__Problem statement__.
Every record below should be printed exactly as it appears.

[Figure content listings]
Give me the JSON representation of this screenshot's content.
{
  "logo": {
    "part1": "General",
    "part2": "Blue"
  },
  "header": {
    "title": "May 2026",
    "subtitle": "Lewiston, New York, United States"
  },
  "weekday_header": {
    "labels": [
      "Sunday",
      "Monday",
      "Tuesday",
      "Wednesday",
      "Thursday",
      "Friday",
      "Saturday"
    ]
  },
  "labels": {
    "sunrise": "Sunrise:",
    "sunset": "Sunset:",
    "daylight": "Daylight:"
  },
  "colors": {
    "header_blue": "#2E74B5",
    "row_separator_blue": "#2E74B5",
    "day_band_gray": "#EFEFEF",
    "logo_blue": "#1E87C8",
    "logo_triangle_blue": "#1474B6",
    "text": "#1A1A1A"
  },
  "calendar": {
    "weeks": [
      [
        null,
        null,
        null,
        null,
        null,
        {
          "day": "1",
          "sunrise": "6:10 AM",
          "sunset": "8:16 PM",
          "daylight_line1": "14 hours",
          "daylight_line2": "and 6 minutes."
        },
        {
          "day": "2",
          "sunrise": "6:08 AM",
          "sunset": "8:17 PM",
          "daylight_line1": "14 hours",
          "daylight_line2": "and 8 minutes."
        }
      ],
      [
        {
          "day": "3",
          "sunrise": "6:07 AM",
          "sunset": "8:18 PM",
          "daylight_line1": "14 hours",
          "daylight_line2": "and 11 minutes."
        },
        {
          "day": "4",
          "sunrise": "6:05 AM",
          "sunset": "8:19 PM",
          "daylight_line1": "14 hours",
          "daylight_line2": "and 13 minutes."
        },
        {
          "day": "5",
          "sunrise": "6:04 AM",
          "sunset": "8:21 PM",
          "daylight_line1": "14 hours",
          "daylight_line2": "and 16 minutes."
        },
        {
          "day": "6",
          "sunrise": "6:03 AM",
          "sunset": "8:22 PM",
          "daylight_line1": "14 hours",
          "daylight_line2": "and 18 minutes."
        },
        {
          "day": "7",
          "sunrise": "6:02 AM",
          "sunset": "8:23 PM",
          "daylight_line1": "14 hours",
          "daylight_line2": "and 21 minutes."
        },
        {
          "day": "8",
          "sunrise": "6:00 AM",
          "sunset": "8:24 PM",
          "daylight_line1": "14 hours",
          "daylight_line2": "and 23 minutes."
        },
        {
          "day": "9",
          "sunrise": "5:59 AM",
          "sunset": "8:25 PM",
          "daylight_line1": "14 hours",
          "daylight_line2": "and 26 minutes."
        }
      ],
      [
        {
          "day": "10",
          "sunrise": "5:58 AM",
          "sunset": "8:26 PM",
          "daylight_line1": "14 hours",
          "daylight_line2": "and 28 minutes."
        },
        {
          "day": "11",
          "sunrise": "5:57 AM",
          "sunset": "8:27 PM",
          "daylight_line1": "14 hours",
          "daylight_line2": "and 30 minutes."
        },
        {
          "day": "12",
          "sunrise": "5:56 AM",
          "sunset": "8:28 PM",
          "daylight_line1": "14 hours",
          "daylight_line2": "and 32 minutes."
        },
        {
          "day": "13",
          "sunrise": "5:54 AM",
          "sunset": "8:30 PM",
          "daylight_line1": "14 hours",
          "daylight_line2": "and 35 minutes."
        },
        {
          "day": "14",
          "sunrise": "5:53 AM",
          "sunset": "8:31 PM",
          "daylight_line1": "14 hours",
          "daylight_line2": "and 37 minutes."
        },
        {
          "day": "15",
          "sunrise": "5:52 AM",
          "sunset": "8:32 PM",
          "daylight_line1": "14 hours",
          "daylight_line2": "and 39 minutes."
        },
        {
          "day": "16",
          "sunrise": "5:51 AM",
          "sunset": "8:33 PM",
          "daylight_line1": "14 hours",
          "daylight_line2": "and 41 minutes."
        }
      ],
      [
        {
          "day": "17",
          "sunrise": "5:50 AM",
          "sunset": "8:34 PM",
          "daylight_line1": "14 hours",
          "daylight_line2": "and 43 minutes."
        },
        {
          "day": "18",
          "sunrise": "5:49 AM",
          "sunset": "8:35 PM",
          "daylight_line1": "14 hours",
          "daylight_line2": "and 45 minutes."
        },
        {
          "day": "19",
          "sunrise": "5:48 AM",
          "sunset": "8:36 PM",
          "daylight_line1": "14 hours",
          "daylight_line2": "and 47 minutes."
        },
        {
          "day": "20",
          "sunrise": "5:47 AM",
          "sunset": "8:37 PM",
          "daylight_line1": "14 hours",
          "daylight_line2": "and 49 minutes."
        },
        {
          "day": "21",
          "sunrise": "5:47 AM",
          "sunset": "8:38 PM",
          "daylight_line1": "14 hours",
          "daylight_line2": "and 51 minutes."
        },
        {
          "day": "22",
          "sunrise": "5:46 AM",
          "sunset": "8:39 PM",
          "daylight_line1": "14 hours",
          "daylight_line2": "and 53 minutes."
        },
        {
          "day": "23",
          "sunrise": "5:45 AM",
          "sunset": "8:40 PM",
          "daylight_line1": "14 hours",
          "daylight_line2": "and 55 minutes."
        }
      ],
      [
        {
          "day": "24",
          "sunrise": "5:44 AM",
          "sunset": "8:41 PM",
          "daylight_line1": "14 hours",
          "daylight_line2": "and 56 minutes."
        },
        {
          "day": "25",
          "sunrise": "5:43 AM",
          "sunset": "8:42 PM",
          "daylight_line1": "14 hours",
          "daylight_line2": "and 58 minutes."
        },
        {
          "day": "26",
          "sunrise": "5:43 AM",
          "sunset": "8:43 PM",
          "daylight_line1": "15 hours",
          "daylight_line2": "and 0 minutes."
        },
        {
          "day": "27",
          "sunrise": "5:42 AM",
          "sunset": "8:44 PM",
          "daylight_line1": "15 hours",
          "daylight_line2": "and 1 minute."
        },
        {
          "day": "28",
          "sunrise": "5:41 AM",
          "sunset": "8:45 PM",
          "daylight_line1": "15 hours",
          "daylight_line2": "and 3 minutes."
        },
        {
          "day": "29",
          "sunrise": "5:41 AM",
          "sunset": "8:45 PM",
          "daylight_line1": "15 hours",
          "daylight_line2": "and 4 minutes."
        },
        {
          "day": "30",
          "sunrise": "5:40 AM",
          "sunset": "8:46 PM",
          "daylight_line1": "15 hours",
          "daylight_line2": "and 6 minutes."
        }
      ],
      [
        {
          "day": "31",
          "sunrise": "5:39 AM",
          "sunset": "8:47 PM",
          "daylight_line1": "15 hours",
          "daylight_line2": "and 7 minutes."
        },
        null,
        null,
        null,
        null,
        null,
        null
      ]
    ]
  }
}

__Exercise solution__.
Give me the JSON representation of this screenshot's content.
{
  "logo": {
    "part1": "General",
    "part2": "Blue"
  },
  "header": {
    "title": "May 2026",
    "subtitle": "Lewiston, New York, United States"
  },
  "weekday_header": {
    "labels": [
      "Sunday",
      "Monday",
      "Tuesday",
      "Wednesday",
      "Thursday",
      "Friday",
      "Saturday"
    ]
  },
  "labels": {
    "sunrise": "Sunrise:",
    "sunset": "Sunset:",
    "daylight": "Daylight:"
  },
  "colors": {
    "header_blue": "#2E74B5",
    "row_separator_blue": "#2E74B5",
    "day_band_gray": "#EFEFEF",
    "logo_blue": "#1E87C8",
    "logo_triangle_blue": "#1474B6",
    "text": "#1A1A1A"
  },
  "calendar": {
    "weeks": [
      [
        null,
        null,
        null,
        null,
        null,
        {
          "day": "1",
          "sunrise": "6:10 AM",
          "sunset": "8:16 PM",
          "daylight_line1": "14 hours",
          "daylight_line2": "and 6 minutes."
        },
        {
          "day": "2",
          "sunrise": "6:08 AM",
          "sunset": "8:17 PM",
          "daylight_line1": "14 hours",
          "daylight_line2": "and 8 minutes."
        }
      ],
      [
        {
          "day": "3",
          "sunrise": "6:07 AM",
          "sunset": "8:18 PM",
          "daylight_line1": "14 hours",
          "daylight_line2": "and 11 minutes."
        },
        {
          "day": "4",
          "sunrise": "6:05 AM",
          "sunset": "8:19 PM",
          "daylight_line1": "14 hours",
          "daylight_line2": "and 13 minutes."
        },
        {
          "day": "5",
          "sunrise": "6:04 AM",
          "sunset": "8:21 PM",
          "daylight_line1": "14 hours",
          "daylight_line2": "and 16 minutes."
        },
        {
          "day": "6",
          "sunrise": "6:03 AM",
          "sunset": "8:22 PM",
          "daylight_line1": "14 hours",
          "daylight_line2": "and 18 minutes."
        },
        {
          "day": "7",
          "sunrise": "6:02 AM",
          "sunset": "8:23 PM",
          "daylight_line1": "14 hours",
          "daylight_line2": "and 21 minutes."
        },
        {
          "day": "8",
          "sunrise": "6:00 AM",
          "sunset": "8:24 PM",
          "daylight_line1": "14 hours",
          "daylight_line2": "and 23 minutes."
        },
        {
          "day": "9",
          "sunrise": "5:59 AM",
          "sunset": "8:25 PM",
          "daylight_line1": "14 hours",
          "daylight_line2": "and 26 minutes."
        }
      ],
      [
        {
          "day": "10",
          "sunrise": "5:58 AM",
          "sunset": "8:26 PM",
          "daylight_line1": "14 hours",
          "daylight_line2": "and 28 minutes."
        },
        {
          "day": "11",
          "sunrise": "5:57 AM",
          "sunset": "8:27 PM",
          "daylight_line1": "14 hours",
          "daylight_line2": "and 30 minutes."
        },
        {
          "day": "12",
          "sunrise": "5:56 AM",
          "sunset": "8:28 PM",
          "daylight_line1": "14 hours",
          "daylight_line2": "and 32 minutes."
        },
        {
          "day": "13",
          "sunrise": "5:54 AM",
          "sunset": "8:30 PM",
          "daylight_line1": "14 hours",
          "daylight_line2": "and 35 minutes."
        },
        {
          "day": "14",
          "sunrise": "5:53 AM",
          "sunset": "8:31 PM",
          "daylight_line1": "14 hours",
          "daylight_line2": "and 37 minutes."
        },
        {
          "day": "15",
          "sunrise": "5:52 AM",
          "sunset": "8:32 PM",
          "daylight_line1": "14 hours",
          "daylight_line2": "and 39 minutes."
        },
        {
          "day": "16",
          "sunrise": "5:51 AM",
          "sunset": "8:33 PM",
          "daylight_line1": "14 hours",
          "daylight_line2": "and 41 minutes."
        }
      ],
      [
        {
          "day": "17",
          "sunrise": "5:50 AM",
          "sunset": "8:34 PM",
          "daylight_line1": "14 hours",
          "daylight_line2": "and 43 minutes."
        },
        {
          "day": "18",
          "sunrise": "5:49 AM",
          "sunset": "8:35 PM",
          "daylight_line1": "14 hours",
          "daylight_line2": "and 45 minutes."
        },
        {
          "day": "19",
          "sunrise": "5:48 AM",
          "sunset": "8:36 PM",
          "daylight_line1": "14 hours",
          "daylight_line2": "and 47 minutes."
        },
        {
          "day": "20",
          "sunrise": "5:47 AM",
          "sunset": "8:37 PM",
          "daylight_line1": "14 hours",
          "daylight_line2": "and 49 minutes."
        },
        {
          "day": "21",
          "sunrise": "5:47 AM",
          "sunset": "8:38 PM",
          "daylight_line1": "14 hours",
          "daylight_line2": "and 51 minutes."
        },
        {
          "day": "22",
          "sunrise": "5:46 AM",
          "sunset": "8:39 PM",
          "daylight_line1": "14 hours",
          "daylight_line2": "and 53 minutes."
        },
        {
          "day": "23",
          "sunrise": "5:45 AM",
          "sunset": "8:40 PM",
          "daylight_line1": "14 hours",
          "daylight_line2": "and 55 minutes."
        }
      ],
      [
        {
          "day": "24",
          "sunrise": "5:44 AM",
          "sunset": "8:41 PM",
          "daylight_line1": "14 hours",
          "daylight_line2": "and 56 minutes."
        },
        {
          "day": "25",
          "sunrise": "5:43 AM",
          "sunset": "8:42 PM",
          "daylight_line1": "14 hours",
          "daylight_line2": "and 58 minutes."
        },
        {
          "day": "26",
          "sunrise": "5:43 AM",
          "sunset": "8:43 PM",
          "daylight_line1": "15 hours",
          "daylight_line2": "and 0 minutes."
        },
        {
          "day": "27",
          "sunrise": "5:42 AM",
          "sunset": "8:44 PM",
          "daylight_line1": "15 hours",
          "daylight_line2": "and 1 minute."
        },
        {
          "day": "28",
          "sunrise": "5:41 AM",
          "sunset": "8:45 PM",
          "daylight_line1": "15 hours",
          "daylight_line2": "and 3 minutes."
        },
        {
          "day": "29",
          "sunrise": "5:41 AM",
          "sunset": "8:45 PM",
          "daylight_line1": "15 hours",
          "daylight_line2": "and 4 minutes."
        },
        {
          "day": "30",
          "sunrise": "5:40 AM",
          "sunset": "8:46 PM",
          "daylight_line1": "15 hours",
          "daylight_line2": "and 6 minutes."
        }
      ],
      [
        {
          "day": "31",
          "sunrise": "5:39 AM",
          "sunset": "8:47 PM",
          "daylight_line1": "15 hours",
          "daylight_line2": "and 7 minutes."
        },
        null,
        null,
        null,
        null,
        null,
        null
      ]
    ]
  }
}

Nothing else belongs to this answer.